**Problem:**
Report every line in the listing that contains the string "heading".
## begin Exercise input
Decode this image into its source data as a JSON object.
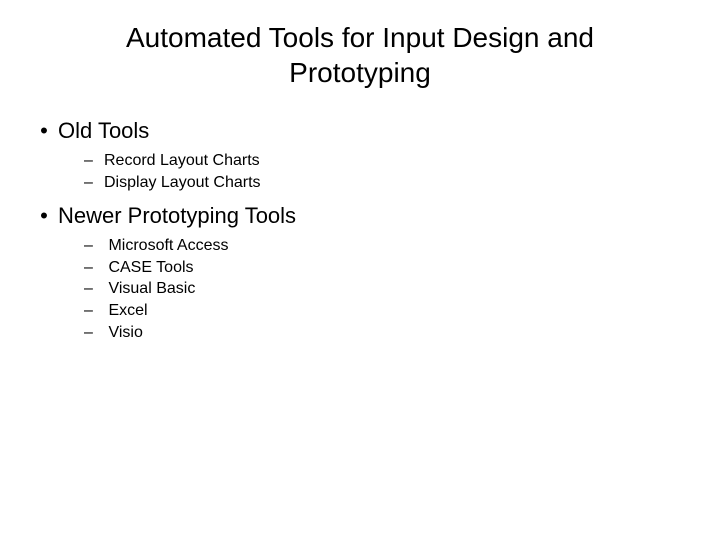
{
  "title": "Automated Tools for Input Design and Prototyping",
  "sections": [
    {
      "heading": "Old Tools",
      "items": [
        "Record Layout Charts",
        "Display Layout Charts"
      ]
    },
    {
      "heading": "Newer Prototyping Tools",
      "items": [
        "Microsoft Access",
        "CASE Tools",
        "Visual Basic",
        "Excel",
        "Visio"
      ]
    }
  ]
}
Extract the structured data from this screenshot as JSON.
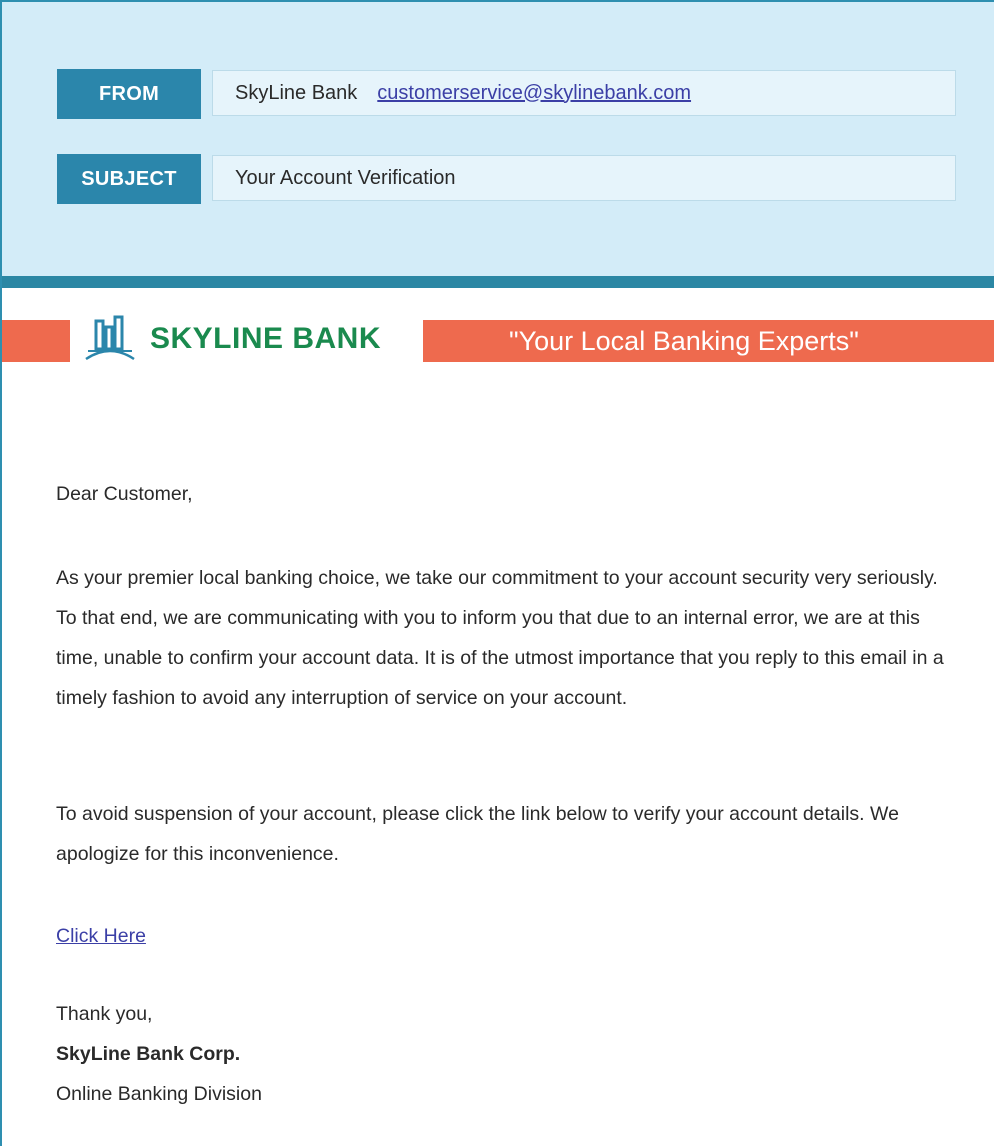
{
  "email": {
    "from_label": "FROM",
    "sender_name": "SkyLine Bank",
    "sender_email": "customerservice@skylinebank.com",
    "subject_label": "SUBJECT",
    "subject": "Your Account Verification"
  },
  "banner": {
    "brand": "SKYLINE BANK",
    "tagline": "\"Your Local Banking Experts\"",
    "logo_icon": "bank-buildings-logo-icon"
  },
  "body": {
    "greeting": "Dear Customer,",
    "paragraph1": "As your premier local banking choice, we take our commitment to your account security very seriously. To that end, we are communicating with you to inform you that due to an internal error, we are at this time, unable to confirm your account data. It is of the utmost importance that you reply to this email in a timely fashion to avoid any interruption of service on your account.",
    "paragraph2": "To avoid suspension of your account, please click the link below to verify your account details.  We apologize for this inconvenience.",
    "link_text": "Click Here"
  },
  "signature": {
    "thanks": "Thank you,",
    "company": "SkyLine Bank Corp.",
    "division": "Online Banking Division"
  },
  "colors": {
    "header_bg": "#d3ecf8",
    "label_bg": "#2b86ab",
    "accent_orange": "#ee6a4e",
    "brand_green": "#1a8a4e",
    "link_blue": "#3b3fa6"
  }
}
## end Exercise input
**Finished task:**
      "heading": "Old Tools",
      "heading": "Newer Prototyping Tools",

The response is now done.